◆ **OBJECTIVE**:
Decide whether each statement agrees with the AI research discussion. (a) The Lighthill Report was published in 1973. (b) McCarthy's review of that report appeared in 1975. (c) "A Pendulum Swung Too Far" was written before deep learning's 2012 paper. Answer yes or no for each, quoting the deciding words from the discussion.

◆ **DOCUMENT**:
-.-.-
McCarthy wrote that in 1974. The criticism is every bit as valid today as it was back then. Machine learning and AI research remains an endeavour that is rarely and only incidentally scientific. Despite 70 years of AI research and the recent amazement at the "progress" in machine learning (a "progress" only in the context of the field's own measures of progress) we have learned very, very little from AI research that we didn't know already. Big machines can compute big programs. So, what?

_________

[1] The quote is from McCarthy's review of the Lighthill report. The review was published in the journal Artificial Intelligence Vol. 5, No. 3, 1974. A pdf copy is here:

jmc.stanford.edu/artificial-intelligence/reviews/lighthill.html

McCarthy is best known to computer scientists as the father of Lisp but he is also one of the founders of AI and the man who named it. The Lighthill Report was a report by James Lighthill on the progress of AI research, commissionned by the UK government and published in 1973. It was extremely negative and caused AI funding to freeze for years, thus bringing on the first "AI winter" and bascially killing Good, Old-Fashioned, logic-based AI.


Science isn't about understanding how something works. It is, as you say, about generating and testing hypotheses. In the case of machine learning, those hypotheses take the form of a program and an associated criteria. The hypothesis is verified by demonstrating the efficacy of the program. That a machine learning specialist is able to consistently produce effective programs demonstrates that they have a good understanding of the relationship between the program and its functioning. This is true even if they couldn't explain how the program "works" to the satisfaction of an observer.


>> In the case of machine learning, those hypotheses take the form of a program and an associated criteria. The hypothesis is verified by demonstrating the efficacy of the program.

This is the first time I hear anything like that. Can you say where this idea comes from? I've never seen it mentioned in any machine learning paper or textbook etc.


Recommend the paper "A Pendulum Swung Too Far"[0] as a nice take on Rationalism vs Empiricism. Interestingly, the paper was written in 2007 when the current crop of deep learning methods were not around (the provocative Hinton/Sutsekever/Krizhevsky paper was in 2012) ... so the pendulum has swung even farther! To the point that, as the post points out, we don't even have good statistical justifications for network architecture design choices. We have some answers, for some choices, but mostly a compendium of techniques empirically validated to work very well.

[0] http://languagelog.ldc.upenn.edu/myl/ldc/swung-too-far.pdf


>What does that tell us? A few things, first the authors are completely ignoring the danger of multiple hypothesis testing and generally piss on any statistical foundations of their "research"
-.-.-
◆ **DATA**:
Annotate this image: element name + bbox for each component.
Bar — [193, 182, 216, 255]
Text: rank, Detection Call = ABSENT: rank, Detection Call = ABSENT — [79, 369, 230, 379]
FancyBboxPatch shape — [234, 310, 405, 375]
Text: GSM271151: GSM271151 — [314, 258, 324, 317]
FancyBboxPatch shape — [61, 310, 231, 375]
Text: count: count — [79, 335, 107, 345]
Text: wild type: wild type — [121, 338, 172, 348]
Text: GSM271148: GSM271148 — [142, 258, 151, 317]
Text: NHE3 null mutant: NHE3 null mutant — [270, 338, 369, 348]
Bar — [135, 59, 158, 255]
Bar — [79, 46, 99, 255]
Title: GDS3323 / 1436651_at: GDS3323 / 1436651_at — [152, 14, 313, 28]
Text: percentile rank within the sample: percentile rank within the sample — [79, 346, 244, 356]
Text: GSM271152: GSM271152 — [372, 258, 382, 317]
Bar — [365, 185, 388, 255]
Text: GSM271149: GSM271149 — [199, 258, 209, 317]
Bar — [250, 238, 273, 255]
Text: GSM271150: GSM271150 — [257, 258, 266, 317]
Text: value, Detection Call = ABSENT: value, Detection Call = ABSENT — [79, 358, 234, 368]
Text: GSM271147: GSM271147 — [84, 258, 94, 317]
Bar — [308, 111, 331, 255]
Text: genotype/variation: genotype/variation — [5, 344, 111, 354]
-.-.-
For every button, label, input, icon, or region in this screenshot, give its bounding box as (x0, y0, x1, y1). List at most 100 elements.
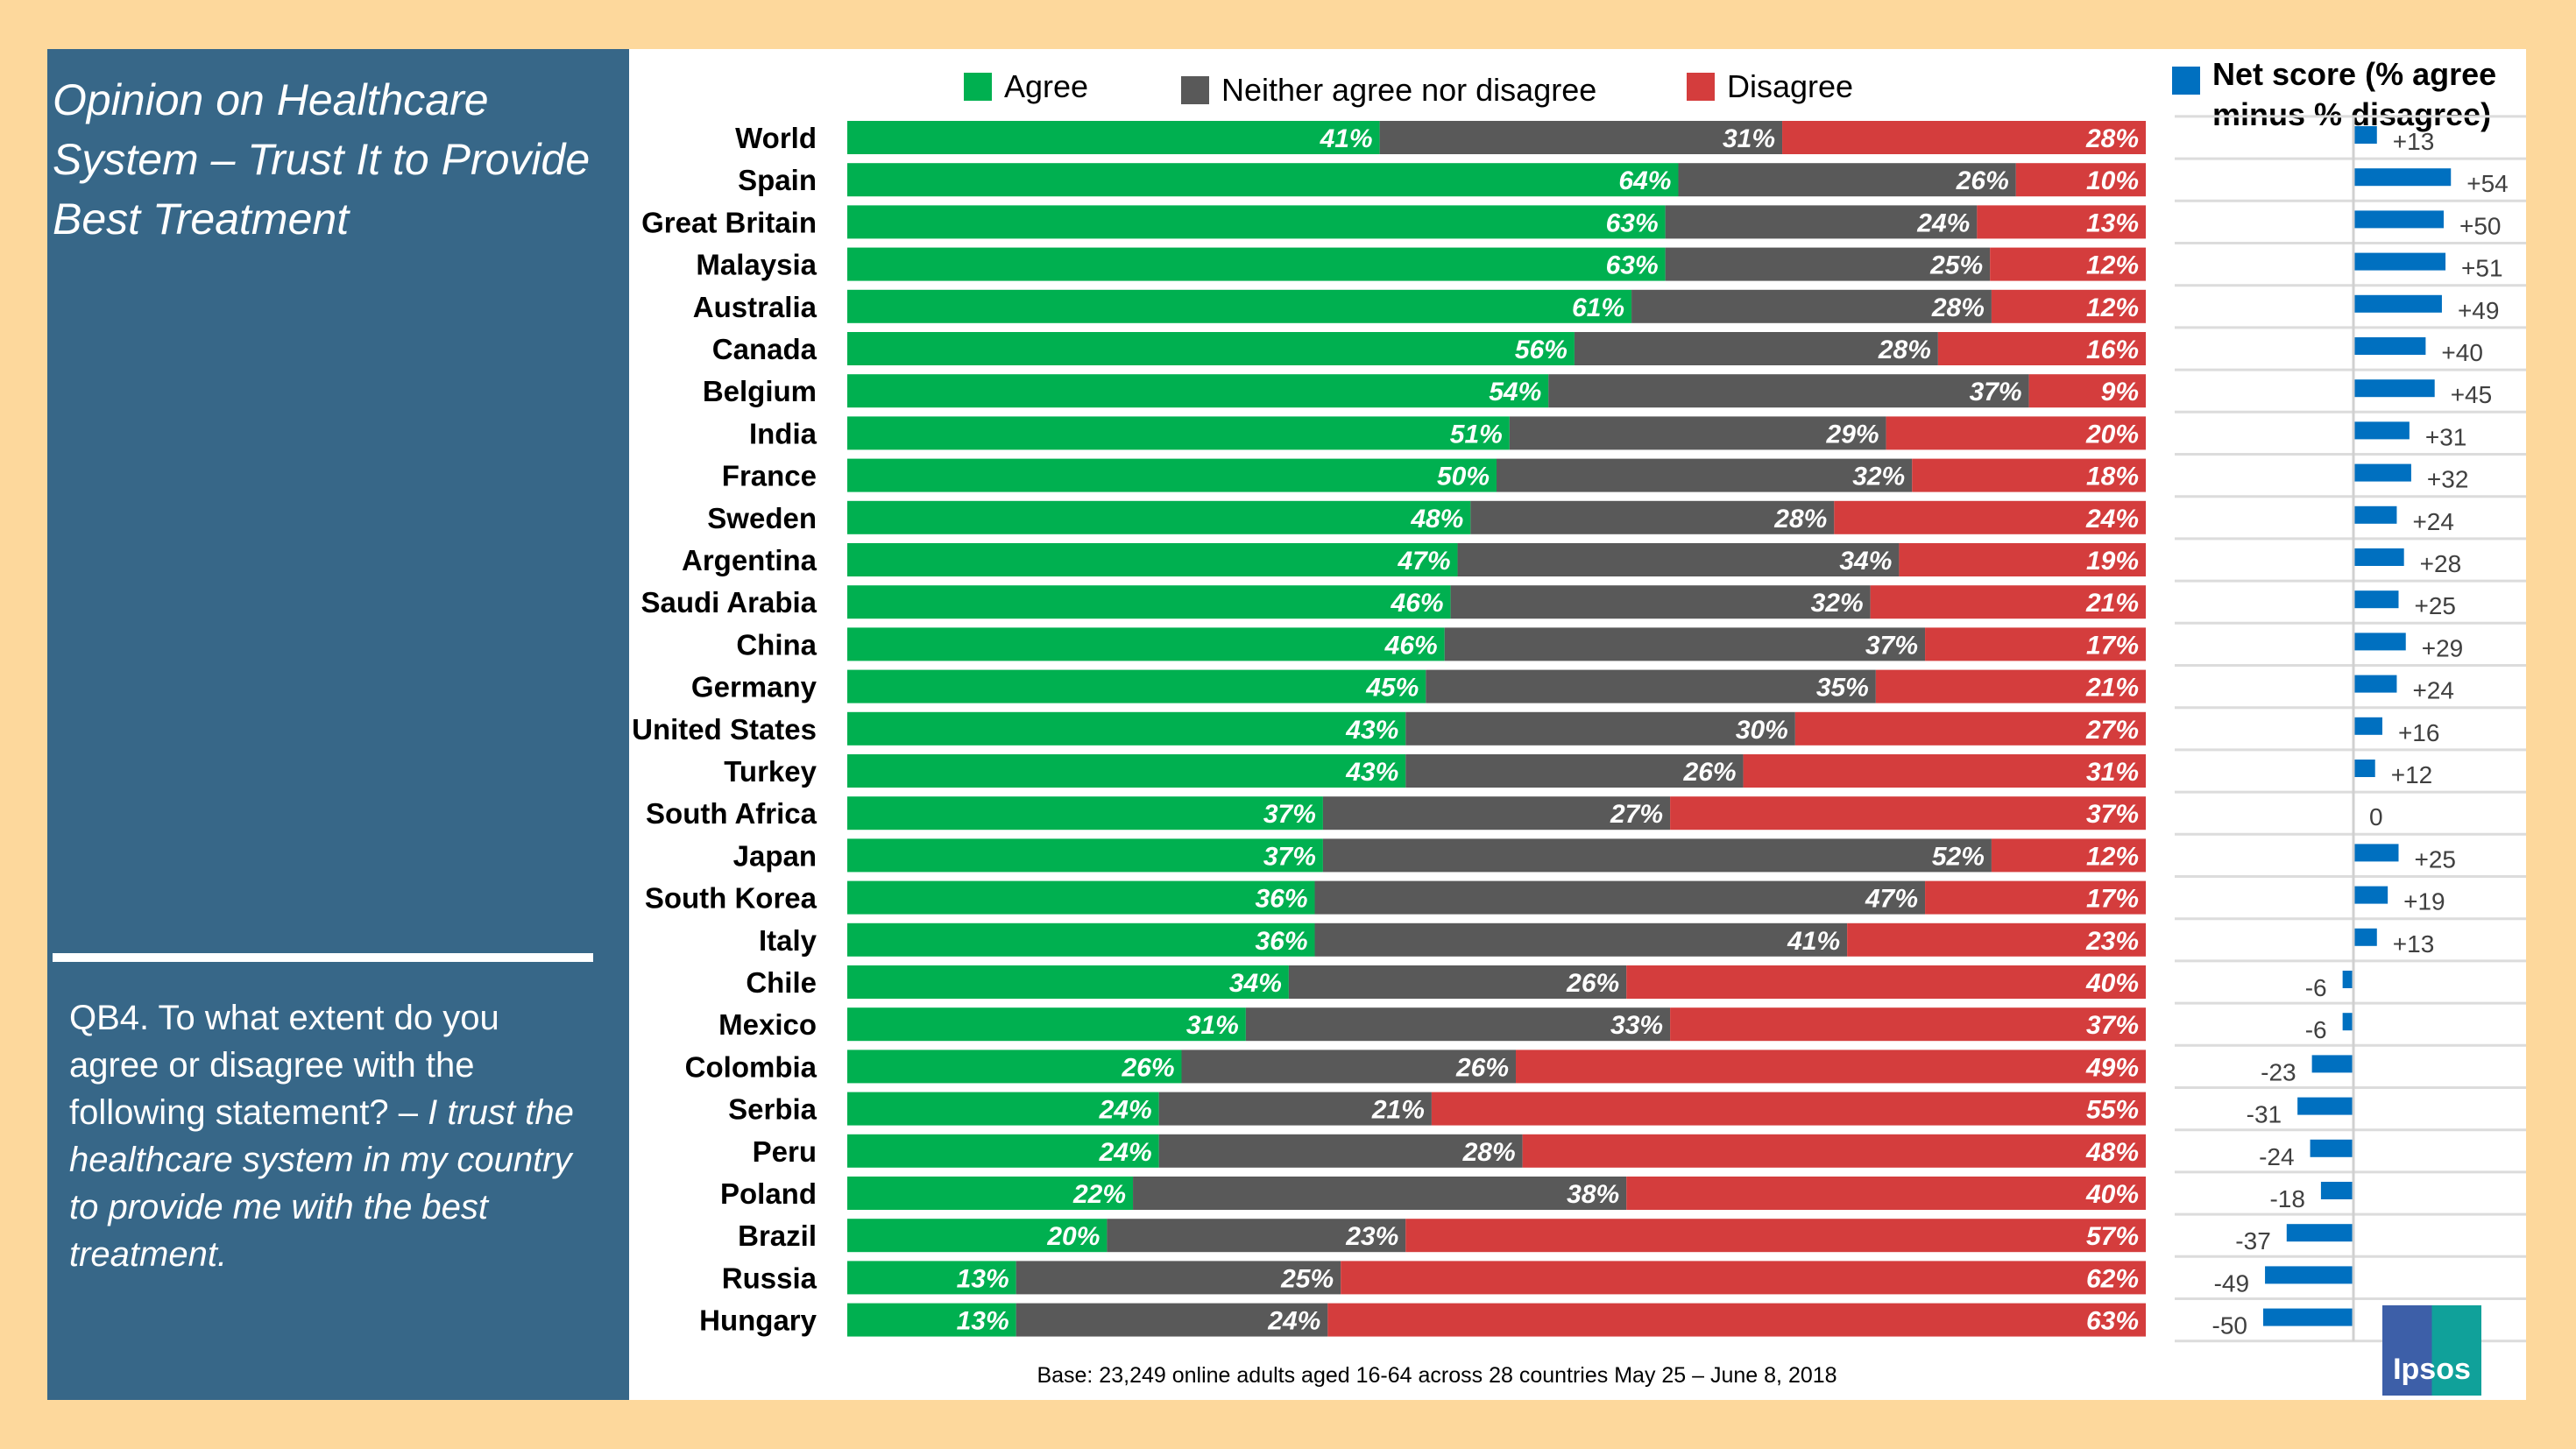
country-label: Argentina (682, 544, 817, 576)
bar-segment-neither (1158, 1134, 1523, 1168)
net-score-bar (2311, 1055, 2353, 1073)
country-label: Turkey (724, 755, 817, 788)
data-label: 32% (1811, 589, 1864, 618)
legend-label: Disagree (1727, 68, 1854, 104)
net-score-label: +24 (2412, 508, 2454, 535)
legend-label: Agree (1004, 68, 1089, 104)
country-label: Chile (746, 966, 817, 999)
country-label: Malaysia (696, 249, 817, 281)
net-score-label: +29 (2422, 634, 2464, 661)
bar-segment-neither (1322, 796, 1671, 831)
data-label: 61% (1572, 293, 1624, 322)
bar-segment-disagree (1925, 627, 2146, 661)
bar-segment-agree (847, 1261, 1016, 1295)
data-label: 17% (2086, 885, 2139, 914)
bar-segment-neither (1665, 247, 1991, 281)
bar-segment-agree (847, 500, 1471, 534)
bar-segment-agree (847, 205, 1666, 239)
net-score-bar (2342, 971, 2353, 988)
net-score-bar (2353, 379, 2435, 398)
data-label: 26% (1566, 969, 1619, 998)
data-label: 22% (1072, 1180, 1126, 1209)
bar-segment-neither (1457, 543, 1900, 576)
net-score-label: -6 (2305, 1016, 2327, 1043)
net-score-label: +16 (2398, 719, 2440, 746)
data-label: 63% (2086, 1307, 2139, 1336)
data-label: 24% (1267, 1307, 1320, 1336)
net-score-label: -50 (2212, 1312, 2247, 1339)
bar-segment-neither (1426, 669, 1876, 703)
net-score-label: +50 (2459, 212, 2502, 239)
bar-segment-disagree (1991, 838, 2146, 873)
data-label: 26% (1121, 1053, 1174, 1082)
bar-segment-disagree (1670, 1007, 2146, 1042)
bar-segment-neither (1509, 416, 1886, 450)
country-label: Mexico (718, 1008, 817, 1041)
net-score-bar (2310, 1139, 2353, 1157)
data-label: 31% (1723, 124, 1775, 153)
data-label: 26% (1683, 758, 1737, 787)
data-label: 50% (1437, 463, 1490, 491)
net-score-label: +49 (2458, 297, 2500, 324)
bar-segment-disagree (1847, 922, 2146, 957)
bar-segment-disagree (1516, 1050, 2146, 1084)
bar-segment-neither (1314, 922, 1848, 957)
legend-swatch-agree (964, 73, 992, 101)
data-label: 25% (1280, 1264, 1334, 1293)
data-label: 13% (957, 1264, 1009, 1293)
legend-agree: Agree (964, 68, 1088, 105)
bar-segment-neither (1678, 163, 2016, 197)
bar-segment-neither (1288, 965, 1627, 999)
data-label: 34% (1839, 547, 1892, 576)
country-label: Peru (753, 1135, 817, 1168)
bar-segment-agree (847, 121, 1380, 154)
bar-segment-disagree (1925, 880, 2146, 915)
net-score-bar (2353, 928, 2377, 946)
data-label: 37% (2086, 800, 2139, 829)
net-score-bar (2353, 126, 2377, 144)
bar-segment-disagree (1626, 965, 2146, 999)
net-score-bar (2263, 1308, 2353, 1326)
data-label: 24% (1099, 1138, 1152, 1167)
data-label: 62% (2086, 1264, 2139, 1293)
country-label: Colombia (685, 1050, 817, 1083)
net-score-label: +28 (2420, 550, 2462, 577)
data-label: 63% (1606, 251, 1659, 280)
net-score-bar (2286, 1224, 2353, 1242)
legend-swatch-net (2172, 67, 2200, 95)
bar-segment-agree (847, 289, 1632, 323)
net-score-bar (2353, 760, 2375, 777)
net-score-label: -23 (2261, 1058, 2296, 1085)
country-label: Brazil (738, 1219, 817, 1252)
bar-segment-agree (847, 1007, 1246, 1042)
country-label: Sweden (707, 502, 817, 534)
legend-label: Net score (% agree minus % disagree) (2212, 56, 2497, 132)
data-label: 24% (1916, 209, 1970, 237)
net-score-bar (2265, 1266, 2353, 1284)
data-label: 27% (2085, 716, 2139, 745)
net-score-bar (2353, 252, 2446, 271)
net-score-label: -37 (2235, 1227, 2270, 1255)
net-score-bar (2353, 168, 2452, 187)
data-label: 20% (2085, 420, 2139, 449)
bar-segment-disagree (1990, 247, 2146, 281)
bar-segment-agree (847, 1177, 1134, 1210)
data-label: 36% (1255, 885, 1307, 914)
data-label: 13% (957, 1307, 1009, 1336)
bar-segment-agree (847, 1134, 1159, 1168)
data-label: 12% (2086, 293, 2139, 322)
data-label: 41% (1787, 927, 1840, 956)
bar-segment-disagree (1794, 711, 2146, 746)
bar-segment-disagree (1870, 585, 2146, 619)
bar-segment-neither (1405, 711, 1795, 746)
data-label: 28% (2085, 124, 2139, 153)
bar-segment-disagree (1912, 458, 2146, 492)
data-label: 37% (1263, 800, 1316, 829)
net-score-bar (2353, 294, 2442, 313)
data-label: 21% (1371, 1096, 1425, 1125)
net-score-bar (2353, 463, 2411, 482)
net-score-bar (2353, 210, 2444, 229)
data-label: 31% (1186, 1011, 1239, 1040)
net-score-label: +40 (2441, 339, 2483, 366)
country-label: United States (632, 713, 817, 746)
-.-.-
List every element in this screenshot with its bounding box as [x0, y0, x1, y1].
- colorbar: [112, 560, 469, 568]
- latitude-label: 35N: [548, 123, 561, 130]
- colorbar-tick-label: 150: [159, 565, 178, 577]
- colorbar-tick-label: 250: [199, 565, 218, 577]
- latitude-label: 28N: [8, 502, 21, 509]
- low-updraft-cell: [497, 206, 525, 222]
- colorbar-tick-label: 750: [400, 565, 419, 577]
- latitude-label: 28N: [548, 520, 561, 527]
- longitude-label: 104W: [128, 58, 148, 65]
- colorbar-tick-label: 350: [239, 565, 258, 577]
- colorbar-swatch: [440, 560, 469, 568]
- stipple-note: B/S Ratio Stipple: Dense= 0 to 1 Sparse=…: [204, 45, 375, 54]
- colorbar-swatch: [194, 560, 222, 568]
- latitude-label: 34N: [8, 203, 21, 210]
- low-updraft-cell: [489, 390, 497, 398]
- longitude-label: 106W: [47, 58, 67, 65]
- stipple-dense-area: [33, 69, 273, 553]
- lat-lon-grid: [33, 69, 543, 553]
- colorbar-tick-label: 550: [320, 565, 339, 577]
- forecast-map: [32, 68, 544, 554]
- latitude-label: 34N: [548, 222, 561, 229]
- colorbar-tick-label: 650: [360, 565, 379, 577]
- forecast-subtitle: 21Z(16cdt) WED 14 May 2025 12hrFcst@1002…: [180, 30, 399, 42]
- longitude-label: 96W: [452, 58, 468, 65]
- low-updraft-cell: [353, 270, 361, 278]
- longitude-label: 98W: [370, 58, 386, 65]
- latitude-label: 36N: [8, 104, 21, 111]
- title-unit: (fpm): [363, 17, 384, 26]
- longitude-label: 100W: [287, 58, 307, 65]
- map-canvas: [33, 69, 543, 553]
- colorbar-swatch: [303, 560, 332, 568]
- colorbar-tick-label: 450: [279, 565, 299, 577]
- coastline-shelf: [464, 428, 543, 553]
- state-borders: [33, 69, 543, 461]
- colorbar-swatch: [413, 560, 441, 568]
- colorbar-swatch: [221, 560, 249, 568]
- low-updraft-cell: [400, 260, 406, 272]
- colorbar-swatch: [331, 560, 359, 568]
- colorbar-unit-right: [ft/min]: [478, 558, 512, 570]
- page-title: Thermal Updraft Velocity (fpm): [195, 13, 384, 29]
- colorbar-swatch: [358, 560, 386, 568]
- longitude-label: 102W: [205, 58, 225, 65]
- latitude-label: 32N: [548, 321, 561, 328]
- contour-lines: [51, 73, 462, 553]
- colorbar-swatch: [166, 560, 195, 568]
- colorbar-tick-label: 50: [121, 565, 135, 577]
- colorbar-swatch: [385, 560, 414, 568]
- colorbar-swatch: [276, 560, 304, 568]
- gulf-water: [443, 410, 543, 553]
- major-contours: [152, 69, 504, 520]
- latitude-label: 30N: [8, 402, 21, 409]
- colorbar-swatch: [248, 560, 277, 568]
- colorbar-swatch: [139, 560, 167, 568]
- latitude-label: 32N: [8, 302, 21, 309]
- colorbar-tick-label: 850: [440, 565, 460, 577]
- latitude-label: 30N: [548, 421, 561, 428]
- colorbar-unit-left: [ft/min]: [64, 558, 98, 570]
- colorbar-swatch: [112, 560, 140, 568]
-.-.-
◆ **COMPLETE RESPONSE**:
(a) Yes: "published in 1973."
(b) No: "Artificial Intelligence Vol. 5, No. 3, 1974."
(c) Yes: "the paper was written in 2007 when the current crop of deep learning methods were not around."